* _Work to be completed_: Starting with the line that contains "Parse this chart and return its data as JSON.", reproduce each line through the end of the entries exactly as written.

(Saved entries)
# # # # # # #

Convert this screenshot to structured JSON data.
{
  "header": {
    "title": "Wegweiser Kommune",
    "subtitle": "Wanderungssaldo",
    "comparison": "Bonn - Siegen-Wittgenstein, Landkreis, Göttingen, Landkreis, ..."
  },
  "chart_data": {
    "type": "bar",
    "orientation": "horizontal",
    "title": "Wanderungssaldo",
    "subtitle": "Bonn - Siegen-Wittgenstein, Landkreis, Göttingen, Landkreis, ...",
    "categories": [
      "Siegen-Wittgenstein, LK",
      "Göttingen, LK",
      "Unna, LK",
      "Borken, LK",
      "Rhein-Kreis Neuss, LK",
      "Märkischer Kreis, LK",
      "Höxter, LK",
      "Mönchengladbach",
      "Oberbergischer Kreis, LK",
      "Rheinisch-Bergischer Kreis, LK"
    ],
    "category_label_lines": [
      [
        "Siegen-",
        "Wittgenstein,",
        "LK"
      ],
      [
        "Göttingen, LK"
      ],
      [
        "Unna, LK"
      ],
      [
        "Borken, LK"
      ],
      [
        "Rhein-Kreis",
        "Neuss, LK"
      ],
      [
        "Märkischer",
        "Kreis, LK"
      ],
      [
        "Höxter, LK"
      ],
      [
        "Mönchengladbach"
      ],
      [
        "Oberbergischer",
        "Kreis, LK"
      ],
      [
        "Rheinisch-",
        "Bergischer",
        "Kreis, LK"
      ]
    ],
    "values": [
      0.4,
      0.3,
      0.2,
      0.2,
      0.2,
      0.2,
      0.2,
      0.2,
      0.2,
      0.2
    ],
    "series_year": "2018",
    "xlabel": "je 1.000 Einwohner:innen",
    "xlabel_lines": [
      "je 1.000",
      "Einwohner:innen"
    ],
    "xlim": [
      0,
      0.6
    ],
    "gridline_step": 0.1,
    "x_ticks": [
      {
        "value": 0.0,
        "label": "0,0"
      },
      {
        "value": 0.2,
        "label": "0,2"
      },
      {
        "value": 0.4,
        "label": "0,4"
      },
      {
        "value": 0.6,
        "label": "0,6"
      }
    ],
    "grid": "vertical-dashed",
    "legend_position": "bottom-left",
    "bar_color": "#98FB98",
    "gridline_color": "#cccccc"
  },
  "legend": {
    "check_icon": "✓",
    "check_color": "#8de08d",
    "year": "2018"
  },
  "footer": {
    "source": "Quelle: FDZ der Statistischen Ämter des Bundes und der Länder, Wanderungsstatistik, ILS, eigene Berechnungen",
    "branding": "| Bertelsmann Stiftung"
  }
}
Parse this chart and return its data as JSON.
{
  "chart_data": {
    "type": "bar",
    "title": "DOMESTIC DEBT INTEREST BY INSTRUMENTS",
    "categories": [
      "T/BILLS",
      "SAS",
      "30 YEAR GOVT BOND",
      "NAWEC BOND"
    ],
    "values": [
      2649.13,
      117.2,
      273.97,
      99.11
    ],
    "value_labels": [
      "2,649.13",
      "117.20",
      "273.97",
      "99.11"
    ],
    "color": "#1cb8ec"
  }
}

# # # # # # #

* _Written response_:
Parse this chart and return its data as JSON.
{
  "chart_data": {
    "type": "bar",
    "title": "DOMESTIC DEBT INTEREST BY INSTRUMENTS",
    "categories": [
      "T/BILLS",
      "SAS",
      "30 YEAR GOVT BOND",
      "NAWEC BOND"
    ],
    "values": [
      2649.13,
      117.2,
      273.97,
      99.11
    ],
    "value_labels": [
      "2,649.13",
      "117.20",
      "273.97",
      "99.11"
    ],
    "color": "#1cb8ec"
  }
}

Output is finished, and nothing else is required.